El mito habsbúrgico en la literatura austriaca moderna fue el disparador de un periplo que lo llevó al binomio viaje-escritura que define gran parte de su obra, como puede apreciarse en El infinito viajar (2008): “El viaje-escritura es una arqueología del paisaje; el viajero —el escritor— baja como un arqueólogo a los diferentes estratos de la realidad para leer incluso los signos escondidos debajo de otros signos, para recopilar el mayor número posible de existencias e historias y salvarlas del río del tiempo, de la ola disipadora del olvido, como si construyera una frágil arca de Noé de papel aun siendo irónicamente consciente de su precariedad”.2

​ Me encontré con Claudio Magris, como dije, en la Feria Internacional del Libro de Guadalajara. Me interesaba conversar, en especial, sobre el viaje, tema que le apasiona y sobre el cual ha reflexionado en diversos momentos. La idea le pareció atractiva. Nos vimos a la mañana siguiente en la terraza del hotel donde se hospedaba. Al principio, la charla giró en torno a los que él considera son los dos momentos de un viaje: la posibilidad de descubrir otras realidades y su función como motor de la escritura.

### Conjunto de tareas
1 – Según el fragmento sobre Claudio Magris, ¿cuáles son los dos momentos que él distingue en un viaje?
2 – Continúa el fragmento sobre Claudio Magris a partir de su última oración.
Las líneas que aparecen más abajo no tienen ninguna relación con esto.

### Líneas de datos
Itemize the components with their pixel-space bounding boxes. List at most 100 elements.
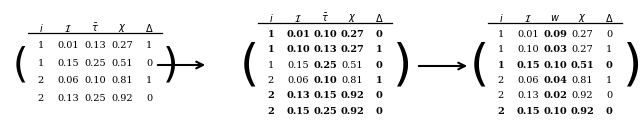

### Resultados del ejercicio
1 – La posibilidad de descubrir otras realidades y su función como motor de la escritura.

2 –
​ “Son dos componentes fundamentales, el viaje para descubrir el mundo, que es también el descubrimiento de uno mismo. No vamos de paseo para encontrarnos, pero nuestra personalidad define nuestro modo de ver el mundo, [nuestra] capacidad de convivir con los demás. No somos seres aislados, hay que mirar a los otros, abrirnos a nuevos valores, saber cuáles deberíamos aceptar y cuáles rechazar, pero conservando los nuestros. El viaje es la odisea en la que vamos en busca de nosotros mismos, no por amor narcisista, sino porque tenemos la capacidad de mirar a los otros. Hay ciertos lugares que nos hablan —y por lugares entiendo también a las personas, porque un lugar no es un paisaje desierto—, nos hablan porque conocemos lo sucedido allí. Otros permanecen mudos porque, en el diálogo, los límites del viajero y del encuentro mismo no siempre permiten la cercanía. El viaje es también el motor de la escritura, porque la literatura es al mismo tiempo un paseante y un contrabandista, más paseante que contrabandista. Descoloca fronteras y construye otras; se abre, se cierra.”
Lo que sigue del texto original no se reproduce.